# [SET PROBLEM]
Each line from the one that contains "What does this" to the end of the material must be set down exactly, and no line before it.
───── DATA SUPPLIED
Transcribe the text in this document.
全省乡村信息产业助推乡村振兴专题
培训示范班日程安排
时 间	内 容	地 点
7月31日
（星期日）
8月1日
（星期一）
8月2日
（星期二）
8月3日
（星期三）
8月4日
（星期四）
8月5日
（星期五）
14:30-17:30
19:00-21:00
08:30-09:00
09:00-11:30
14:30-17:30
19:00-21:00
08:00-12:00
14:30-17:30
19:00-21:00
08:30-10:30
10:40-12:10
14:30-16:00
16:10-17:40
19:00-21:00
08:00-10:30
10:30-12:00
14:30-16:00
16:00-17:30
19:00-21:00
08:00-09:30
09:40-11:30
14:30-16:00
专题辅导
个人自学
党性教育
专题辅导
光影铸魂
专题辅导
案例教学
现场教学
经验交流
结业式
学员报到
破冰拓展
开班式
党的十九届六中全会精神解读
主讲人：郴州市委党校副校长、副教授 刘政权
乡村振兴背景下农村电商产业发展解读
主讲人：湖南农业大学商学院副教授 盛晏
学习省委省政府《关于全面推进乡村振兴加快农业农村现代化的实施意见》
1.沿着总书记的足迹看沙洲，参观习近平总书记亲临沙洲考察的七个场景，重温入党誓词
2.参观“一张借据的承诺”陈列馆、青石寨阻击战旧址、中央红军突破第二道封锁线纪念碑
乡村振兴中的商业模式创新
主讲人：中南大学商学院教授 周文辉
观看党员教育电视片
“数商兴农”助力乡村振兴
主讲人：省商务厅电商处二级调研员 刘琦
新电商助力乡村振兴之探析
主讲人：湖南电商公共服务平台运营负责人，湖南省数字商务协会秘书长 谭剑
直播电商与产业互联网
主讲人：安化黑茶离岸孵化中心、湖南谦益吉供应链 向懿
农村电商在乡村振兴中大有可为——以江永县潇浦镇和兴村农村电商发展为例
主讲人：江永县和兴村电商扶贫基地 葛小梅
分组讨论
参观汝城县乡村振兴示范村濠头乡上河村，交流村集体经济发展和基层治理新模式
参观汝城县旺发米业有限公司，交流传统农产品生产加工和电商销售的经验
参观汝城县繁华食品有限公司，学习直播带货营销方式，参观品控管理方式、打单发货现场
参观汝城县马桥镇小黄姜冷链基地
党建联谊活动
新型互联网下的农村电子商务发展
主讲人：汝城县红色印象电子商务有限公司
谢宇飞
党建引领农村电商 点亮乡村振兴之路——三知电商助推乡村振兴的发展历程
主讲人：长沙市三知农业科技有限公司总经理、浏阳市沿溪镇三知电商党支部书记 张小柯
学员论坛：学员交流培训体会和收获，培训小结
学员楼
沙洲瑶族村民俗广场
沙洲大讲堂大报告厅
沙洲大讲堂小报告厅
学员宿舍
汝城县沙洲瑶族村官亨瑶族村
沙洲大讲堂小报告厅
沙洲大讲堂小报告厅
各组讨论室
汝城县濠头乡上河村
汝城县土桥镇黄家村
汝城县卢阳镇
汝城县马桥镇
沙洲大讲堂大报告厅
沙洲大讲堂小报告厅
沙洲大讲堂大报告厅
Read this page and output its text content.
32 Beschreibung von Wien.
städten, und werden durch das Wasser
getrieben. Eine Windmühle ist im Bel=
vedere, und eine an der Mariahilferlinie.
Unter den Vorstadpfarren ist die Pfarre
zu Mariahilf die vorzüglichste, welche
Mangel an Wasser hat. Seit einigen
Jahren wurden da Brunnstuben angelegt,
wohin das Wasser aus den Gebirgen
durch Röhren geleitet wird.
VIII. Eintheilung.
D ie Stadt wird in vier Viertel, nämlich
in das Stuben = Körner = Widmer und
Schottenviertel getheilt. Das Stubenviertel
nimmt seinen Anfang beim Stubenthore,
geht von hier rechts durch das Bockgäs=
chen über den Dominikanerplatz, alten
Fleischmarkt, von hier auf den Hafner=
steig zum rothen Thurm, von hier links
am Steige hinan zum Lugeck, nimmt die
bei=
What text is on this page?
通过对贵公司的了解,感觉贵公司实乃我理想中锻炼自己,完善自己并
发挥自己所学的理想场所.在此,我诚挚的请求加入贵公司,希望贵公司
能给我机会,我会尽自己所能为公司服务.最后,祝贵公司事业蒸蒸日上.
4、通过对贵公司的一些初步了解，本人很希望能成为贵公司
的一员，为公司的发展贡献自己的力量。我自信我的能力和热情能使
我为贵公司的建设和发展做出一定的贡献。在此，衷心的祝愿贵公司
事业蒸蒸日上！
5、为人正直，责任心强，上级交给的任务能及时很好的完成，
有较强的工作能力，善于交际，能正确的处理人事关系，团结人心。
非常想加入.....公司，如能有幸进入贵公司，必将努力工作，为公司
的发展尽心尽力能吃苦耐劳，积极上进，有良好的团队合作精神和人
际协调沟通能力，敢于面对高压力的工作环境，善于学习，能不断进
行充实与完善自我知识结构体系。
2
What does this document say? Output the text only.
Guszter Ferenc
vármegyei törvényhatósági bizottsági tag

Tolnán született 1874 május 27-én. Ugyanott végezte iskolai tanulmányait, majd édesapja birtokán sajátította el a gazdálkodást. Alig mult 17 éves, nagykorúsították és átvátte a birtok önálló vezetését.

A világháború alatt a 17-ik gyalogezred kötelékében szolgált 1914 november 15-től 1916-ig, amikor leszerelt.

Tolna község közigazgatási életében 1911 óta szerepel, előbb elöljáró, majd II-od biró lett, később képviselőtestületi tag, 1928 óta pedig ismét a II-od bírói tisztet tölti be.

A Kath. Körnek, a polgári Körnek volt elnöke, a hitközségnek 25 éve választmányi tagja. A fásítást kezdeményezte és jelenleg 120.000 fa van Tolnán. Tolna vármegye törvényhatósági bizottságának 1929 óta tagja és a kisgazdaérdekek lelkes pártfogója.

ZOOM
──────────
# [TASK ANSWER]
What does this document say? Output the text only.
Guszter Ferenc
vármegyei törvényhatósági bizottsági tag

Tolnán született 1874 május 27-én. Ugyanott végezte iskolai tanulmányait, majd édesapja birtokán sajátította el a gazdálkodást. Alig mult 17 éves, nagykorúsították és átvátte a birtok önálló vezetését.

A világháború alatt a 17-ik gyalogezred kötelékében szolgált 1914 november 15-től 1916-ig, amikor leszerelt.

Tolna község közigazgatási életében 1911 óta szerepel, előbb elöljáró, majd II-od biró lett, később képviselőtestületi tag, 1928 óta pedig ismét a II-od bírói tisztet tölti be.

A Kath. Körnek, a polgári Körnek volt elnöke, a hitközségnek 25 éve választmányi tagja. A fásítást kezdeményezte és jelenleg 120.000 fa van Tolnán. Tolna vármegye törvényhatósági bizottságának 1929 óta tagja és a kisgazdaérdekek lelkes pártfogója.

ZOOM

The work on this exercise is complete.